▸ **Direction**: Reproduce the following material exactly, including every line.
-- Start Recorded information --
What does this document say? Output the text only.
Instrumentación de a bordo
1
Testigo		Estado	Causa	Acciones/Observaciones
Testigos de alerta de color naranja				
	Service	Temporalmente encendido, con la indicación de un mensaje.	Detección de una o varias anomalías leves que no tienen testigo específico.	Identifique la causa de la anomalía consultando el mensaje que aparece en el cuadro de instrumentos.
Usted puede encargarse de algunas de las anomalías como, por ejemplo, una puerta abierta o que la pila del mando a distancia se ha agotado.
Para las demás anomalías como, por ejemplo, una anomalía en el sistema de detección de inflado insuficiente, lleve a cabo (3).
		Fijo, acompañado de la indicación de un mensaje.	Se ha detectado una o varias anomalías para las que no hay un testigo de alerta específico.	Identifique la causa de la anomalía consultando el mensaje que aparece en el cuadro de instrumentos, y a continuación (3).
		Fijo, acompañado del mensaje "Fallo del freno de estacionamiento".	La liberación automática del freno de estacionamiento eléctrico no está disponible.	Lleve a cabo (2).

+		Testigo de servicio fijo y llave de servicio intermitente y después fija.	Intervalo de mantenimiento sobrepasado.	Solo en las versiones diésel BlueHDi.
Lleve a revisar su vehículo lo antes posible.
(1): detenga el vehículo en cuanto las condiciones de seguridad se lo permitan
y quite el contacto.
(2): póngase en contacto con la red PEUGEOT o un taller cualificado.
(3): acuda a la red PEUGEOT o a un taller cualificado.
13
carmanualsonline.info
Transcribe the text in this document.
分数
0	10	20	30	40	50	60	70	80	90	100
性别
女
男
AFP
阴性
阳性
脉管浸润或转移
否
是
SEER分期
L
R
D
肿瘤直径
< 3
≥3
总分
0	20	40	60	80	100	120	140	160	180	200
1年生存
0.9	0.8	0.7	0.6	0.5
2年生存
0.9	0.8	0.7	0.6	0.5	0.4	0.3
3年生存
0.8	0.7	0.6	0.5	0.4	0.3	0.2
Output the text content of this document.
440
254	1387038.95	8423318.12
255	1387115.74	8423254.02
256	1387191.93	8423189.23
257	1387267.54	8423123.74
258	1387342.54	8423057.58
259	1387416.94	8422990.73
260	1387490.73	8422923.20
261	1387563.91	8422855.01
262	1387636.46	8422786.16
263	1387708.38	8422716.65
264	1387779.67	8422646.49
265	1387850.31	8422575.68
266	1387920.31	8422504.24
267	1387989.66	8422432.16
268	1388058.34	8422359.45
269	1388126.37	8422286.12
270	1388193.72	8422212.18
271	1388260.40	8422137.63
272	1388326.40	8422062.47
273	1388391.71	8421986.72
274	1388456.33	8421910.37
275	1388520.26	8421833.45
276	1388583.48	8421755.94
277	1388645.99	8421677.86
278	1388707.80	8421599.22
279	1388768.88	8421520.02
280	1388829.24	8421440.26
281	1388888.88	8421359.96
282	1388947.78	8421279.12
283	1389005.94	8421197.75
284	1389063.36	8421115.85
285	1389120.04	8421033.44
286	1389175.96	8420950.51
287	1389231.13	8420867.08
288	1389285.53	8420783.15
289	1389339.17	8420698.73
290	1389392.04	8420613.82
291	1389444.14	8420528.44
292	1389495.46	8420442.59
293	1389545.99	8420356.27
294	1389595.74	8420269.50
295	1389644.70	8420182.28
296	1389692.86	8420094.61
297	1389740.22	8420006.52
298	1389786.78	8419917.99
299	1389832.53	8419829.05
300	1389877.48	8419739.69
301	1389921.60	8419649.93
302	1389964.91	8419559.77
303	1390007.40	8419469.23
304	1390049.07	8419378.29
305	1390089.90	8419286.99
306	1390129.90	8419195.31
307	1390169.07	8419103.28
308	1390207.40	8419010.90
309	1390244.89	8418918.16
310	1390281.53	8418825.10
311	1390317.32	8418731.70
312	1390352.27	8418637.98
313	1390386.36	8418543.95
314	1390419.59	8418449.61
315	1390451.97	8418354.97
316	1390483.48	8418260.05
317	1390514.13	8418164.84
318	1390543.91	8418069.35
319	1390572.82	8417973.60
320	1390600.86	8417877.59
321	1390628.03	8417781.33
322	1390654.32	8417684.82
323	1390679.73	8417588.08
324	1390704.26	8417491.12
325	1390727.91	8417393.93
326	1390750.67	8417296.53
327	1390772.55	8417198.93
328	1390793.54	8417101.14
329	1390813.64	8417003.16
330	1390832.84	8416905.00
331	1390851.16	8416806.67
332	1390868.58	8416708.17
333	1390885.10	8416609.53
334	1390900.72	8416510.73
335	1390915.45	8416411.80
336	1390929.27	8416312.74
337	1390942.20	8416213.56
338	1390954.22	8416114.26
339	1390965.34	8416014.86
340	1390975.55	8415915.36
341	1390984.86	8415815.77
-- End Recorded information --
▸ **Solution for this problem**:
What does this document say? Output the text only.
Instrumentación de a bordo
1
Testigo		Estado	Causa	Acciones/Observaciones
Testigos de alerta de color naranja				
	Service	Temporalmente encendido, con la indicación de un mensaje.	Detección de una o varias anomalías leves que no tienen testigo específico.	Identifique la causa de la anomalía consultando el mensaje que aparece en el cuadro de instrumentos.
Usted puede encargarse de algunas de las anomalías como, por ejemplo, una puerta abierta o que la pila del mando a distancia se ha agotado.
Para las demás anomalías como, por ejemplo, una anomalía en el sistema de detección de inflado insuficiente, lleve a cabo (3).
		Fijo, acompañado de la indicación de un mensaje.	Se ha detectado una o varias anomalías para las que no hay un testigo de alerta específico.	Identifique la causa de la anomalía consultando el mensaje que aparece en el cuadro de instrumentos, y a continuación (3).
		Fijo, acompañado del mensaje "Fallo del freno de estacionamiento".	La liberación automática del freno de estacionamiento eléctrico no está disponible.	Lleve a cabo (2).

+		Testigo de servicio fijo y llave de servicio intermitente y después fija.	Intervalo de mantenimiento sobrepasado.	Solo en las versiones diésel BlueHDi.
Lleve a revisar su vehículo lo antes posible.
(1): detenga el vehículo en cuanto las condiciones de seguridad se lo permitan
y quite el contacto.
(2): póngase en contacto con la red PEUGEOT o un taller cualificado.
(3): acuda a la red PEUGEOT o a un taller cualificado.
13
carmanualsonline.info
Transcribe the text in this document.
分数
0	10	20	30	40	50	60	70	80	90	100
性别
女
男
AFP
阴性
阳性
脉管浸润或转移
否
是
SEER分期
L
R
D
肿瘤直径
< 3
≥3
总分
0	20	40	60	80	100	120	140	160	180	200
1年生存
0.9	0.8	0.7	0.6	0.5
2年生存
0.9	0.8	0.7	0.6	0.5	0.4	0.3
3年生存
0.8	0.7	0.6	0.5	0.4	0.3	0.2
Output the text content of this document.
440
254	1387038.95	8423318.12
255	1387115.74	8423254.02
256	1387191.93	8423189.23
257	1387267.54	8423123.74
258	1387342.54	8423057.58
259	1387416.94	8422990.73
260	1387490.73	8422923.20
261	1387563.91	8422855.01
262	1387636.46	8422786.16
263	1387708.38	8422716.65
264	1387779.67	8422646.49
265	1387850.31	8422575.68
266	1387920.31	8422504.24
267	1387989.66	8422432.16
268	1388058.34	8422359.45
269	1388126.37	8422286.12
270	1388193.72	8422212.18
271	1388260.40	8422137.63
272	1388326.40	8422062.47
273	1388391.71	8421986.72
274	1388456.33	8421910.37
275	1388520.26	8421833.45
276	1388583.48	8421755.94
277	1388645.99	8421677.86
278	1388707.80	8421599.22
279	1388768.88	8421520.02
280	1388829.24	8421440.26
281	1388888.88	8421359.96
282	1388947.78	8421279.12
283	1389005.94	8421197.75
284	1389063.36	8421115.85
285	1389120.04	8421033.44
286	1389175.96	8420950.51
287	1389231.13	8420867.08
288	1389285.53	8420783.15
289	1389339.17	8420698.73
290	1389392.04	8420613.82
291	1389444.14	8420528.44
292	1389495.46	8420442.59
293	1389545.99	8420356.27
294	1389595.74	8420269.50
295	1389644.70	8420182.28
296	1389692.86	8420094.61
297	1389740.22	8420006.52
298	1389786.78	8419917.99
299	1389832.53	8419829.05
300	1389877.48	8419739.69
301	1389921.60	8419649.93
302	1389964.91	8419559.77
303	1390007.40	8419469.23
304	1390049.07	8419378.29
305	1390089.90	8419286.99
306	1390129.90	8419195.31
307	1390169.07	8419103.28
308	1390207.40	8419010.90
309	1390244.89	8418918.16
310	1390281.53	8418825.10
311	1390317.32	8418731.70
312	1390352.27	8418637.98
313	1390386.36	8418543.95
314	1390419.59	8418449.61
315	1390451.97	8418354.97
316	1390483.48	8418260.05
317	1390514.13	8418164.84
318	1390543.91	8418069.35
319	1390572.82	8417973.60
320	1390600.86	8417877.59
321	1390628.03	8417781.33
322	1390654.32	8417684.82
323	1390679.73	8417588.08
324	1390704.26	8417491.12
325	1390727.91	8417393.93
326	1390750.67	8417296.53
327	1390772.55	8417198.93
328	1390793.54	8417101.14
329	1390813.64	8417003.16
330	1390832.84	8416905.00
331	1390851.16	8416806.67
332	1390868.58	8416708.17
333	1390885.10	8416609.53
334	1390900.72	8416510.73
335	1390915.45	8416411.80
336	1390929.27	8416312.74
337	1390942.20	8416213.56
338	1390954.22	8416114.26
339	1390965.34	8416014.86
340	1390975.55	8415915.36
341	1390984.86	8415815.77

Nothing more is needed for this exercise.